-- START OF GIVEN INFORMATION --
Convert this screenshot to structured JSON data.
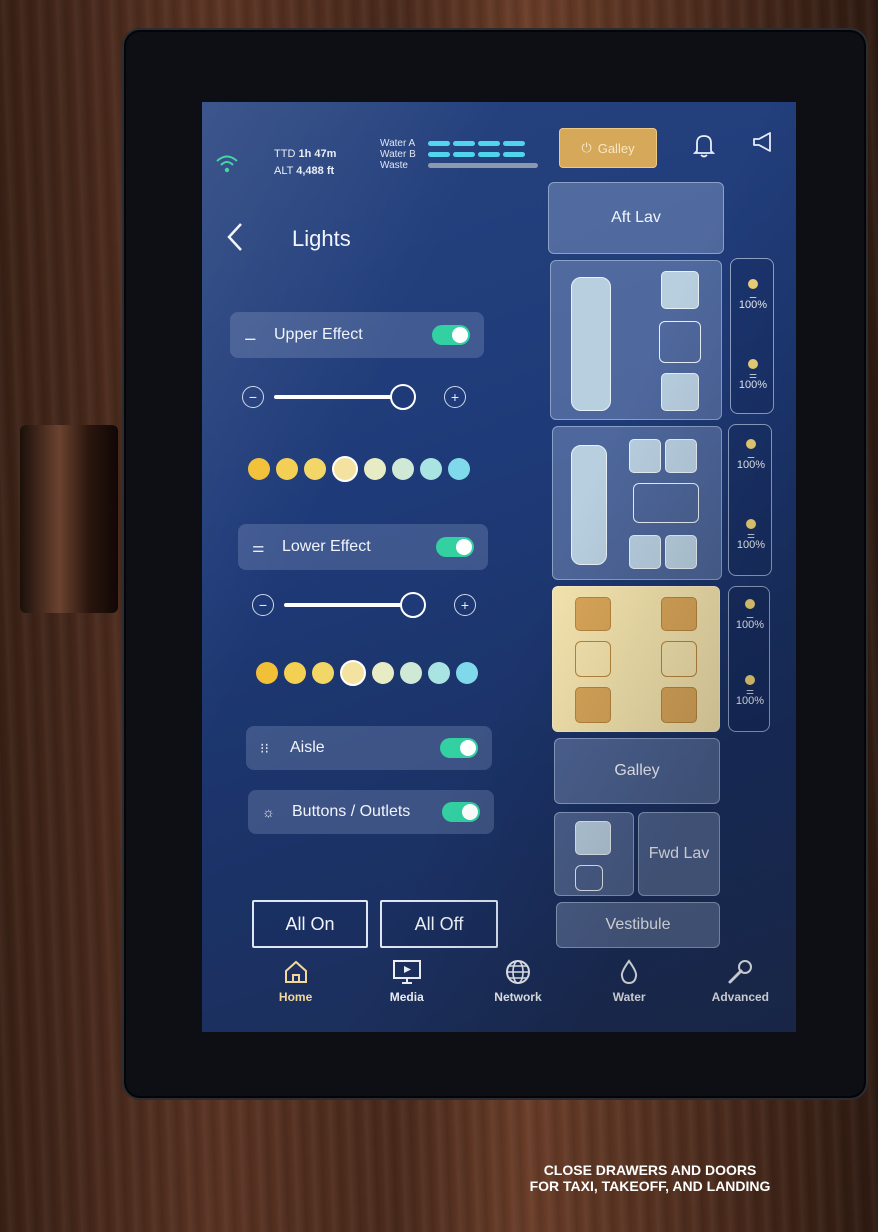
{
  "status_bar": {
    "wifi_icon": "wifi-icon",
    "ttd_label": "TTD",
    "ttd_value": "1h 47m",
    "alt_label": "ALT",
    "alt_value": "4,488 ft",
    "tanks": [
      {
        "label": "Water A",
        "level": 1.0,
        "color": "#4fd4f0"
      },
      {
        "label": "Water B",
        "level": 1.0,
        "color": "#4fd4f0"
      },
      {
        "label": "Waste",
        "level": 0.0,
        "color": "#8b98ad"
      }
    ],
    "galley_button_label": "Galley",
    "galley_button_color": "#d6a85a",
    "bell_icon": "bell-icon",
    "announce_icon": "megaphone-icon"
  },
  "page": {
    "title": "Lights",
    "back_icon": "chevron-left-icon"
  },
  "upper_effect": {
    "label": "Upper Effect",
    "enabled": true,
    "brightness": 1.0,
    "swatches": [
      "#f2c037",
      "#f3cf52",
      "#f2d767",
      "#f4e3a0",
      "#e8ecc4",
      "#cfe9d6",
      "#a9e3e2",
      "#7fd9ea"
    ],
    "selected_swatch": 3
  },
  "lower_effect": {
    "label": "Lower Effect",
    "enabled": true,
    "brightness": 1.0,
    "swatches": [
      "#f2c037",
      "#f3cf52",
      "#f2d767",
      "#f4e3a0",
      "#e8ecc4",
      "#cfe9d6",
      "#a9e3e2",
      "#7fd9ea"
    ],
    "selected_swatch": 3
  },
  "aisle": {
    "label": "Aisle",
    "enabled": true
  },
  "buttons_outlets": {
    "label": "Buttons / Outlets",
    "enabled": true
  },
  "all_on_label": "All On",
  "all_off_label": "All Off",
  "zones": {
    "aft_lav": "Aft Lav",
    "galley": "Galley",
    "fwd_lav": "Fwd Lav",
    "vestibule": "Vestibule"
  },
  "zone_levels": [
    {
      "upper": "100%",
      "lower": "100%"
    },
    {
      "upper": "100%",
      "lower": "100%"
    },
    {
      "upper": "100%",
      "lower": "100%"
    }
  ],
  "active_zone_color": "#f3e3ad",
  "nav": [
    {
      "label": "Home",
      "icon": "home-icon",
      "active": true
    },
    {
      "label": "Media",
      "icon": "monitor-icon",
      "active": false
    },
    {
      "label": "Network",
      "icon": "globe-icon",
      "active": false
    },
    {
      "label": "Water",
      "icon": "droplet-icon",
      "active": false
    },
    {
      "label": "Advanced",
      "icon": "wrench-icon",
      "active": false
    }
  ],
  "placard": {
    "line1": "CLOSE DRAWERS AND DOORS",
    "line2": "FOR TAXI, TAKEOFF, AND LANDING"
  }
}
-- END OF GIVEN INFORMATION --
SHORT EXERCISE: Repeat the listing verbatim. Skip the pictures.

FULL OUTPUT:
Convert this screenshot to structured JSON data.
{
  "status_bar": {
    "wifi_icon": "wifi-icon",
    "ttd_label": "TTD",
    "ttd_value": "1h 47m",
    "alt_label": "ALT",
    "alt_value": "4,488 ft",
    "tanks": [
      {
        "label": "Water A",
        "level": 1.0,
        "color": "#4fd4f0"
      },
      {
        "label": "Water B",
        "level": 1.0,
        "color": "#4fd4f0"
      },
      {
        "label": "Waste",
        "level": 0.0,
        "color": "#8b98ad"
      }
    ],
    "galley_button_label": "Galley",
    "galley_button_color": "#d6a85a",
    "bell_icon": "bell-icon",
    "announce_icon": "megaphone-icon"
  },
  "page": {
    "title": "Lights",
    "back_icon": "chevron-left-icon"
  },
  "upper_effect": {
    "label": "Upper Effect",
    "enabled": true,
    "brightness": 1.0,
    "swatches": [
      "#f2c037",
      "#f3cf52",
      "#f2d767",
      "#f4e3a0",
      "#e8ecc4",
      "#cfe9d6",
      "#a9e3e2",
      "#7fd9ea"
    ],
    "selected_swatch": 3
  },
  "lower_effect": {
    "label": "Lower Effect",
    "enabled": true,
    "brightness": 1.0,
    "swatches": [
      "#f2c037",
      "#f3cf52",
      "#f2d767",
      "#f4e3a0",
      "#e8ecc4",
      "#cfe9d6",
      "#a9e3e2",
      "#7fd9ea"
    ],
    "selected_swatch": 3
  },
  "aisle": {
    "label": "Aisle",
    "enabled": true
  },
  "buttons_outlets": {
    "label": "Buttons / Outlets",
    "enabled": true
  },
  "all_on_label": "All On",
  "all_off_label": "All Off",
  "zones": {
    "aft_lav": "Aft Lav",
    "galley": "Galley",
    "fwd_lav": "Fwd Lav",
    "vestibule": "Vestibule"
  },
  "zone_levels": [
    {
      "upper": "100%",
      "lower": "100%"
    },
    {
      "upper": "100%",
      "lower": "100%"
    },
    {
      "upper": "100%",
      "lower": "100%"
    }
  ],
  "active_zone_color": "#f3e3ad",
  "nav": [
    {
      "label": "Home",
      "icon": "home-icon",
      "active": true
    },
    {
      "label": "Media",
      "icon": "monitor-icon",
      "active": false
    },
    {
      "label": "Network",
      "icon": "globe-icon",
      "active": false
    },
    {
      "label": "Water",
      "icon": "droplet-icon",
      "active": false
    },
    {
      "label": "Advanced",
      "icon": "wrench-icon",
      "active": false
    }
  ],
  "placard": {
    "line1": "CLOSE DRAWERS AND DOORS",
    "line2": "FOR TAXI, TAKEOFF, AND LANDING"
  }
}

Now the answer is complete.